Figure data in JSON
↓↓↓

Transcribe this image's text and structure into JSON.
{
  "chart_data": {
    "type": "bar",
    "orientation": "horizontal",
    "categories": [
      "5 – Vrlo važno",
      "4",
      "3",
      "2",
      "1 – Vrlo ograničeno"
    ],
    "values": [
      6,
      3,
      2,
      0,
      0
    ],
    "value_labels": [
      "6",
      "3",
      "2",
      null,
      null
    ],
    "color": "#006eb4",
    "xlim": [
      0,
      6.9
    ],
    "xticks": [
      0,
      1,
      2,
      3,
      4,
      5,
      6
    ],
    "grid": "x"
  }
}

↑↑↑

TASK INSTRUCTIONS: Reproduce the entries above in full, verbatim.

CORRECT OUTPUT:
Transcribe this image's text and structure into JSON.
{
  "chart_data": {
    "type": "bar",
    "orientation": "horizontal",
    "categories": [
      "5 – Vrlo važno",
      "4",
      "3",
      "2",
      "1 – Vrlo ograničeno"
    ],
    "values": [
      6,
      3,
      2,
      0,
      0
    ],
    "value_labels": [
      "6",
      "3",
      "2",
      null,
      null
    ],
    "color": "#006eb4",
    "xlim": [
      0,
      6.9
    ],
    "xticks": [
      0,
      1,
      2,
      3,
      4,
      5,
      6
    ],
    "grid": "x"
  }
}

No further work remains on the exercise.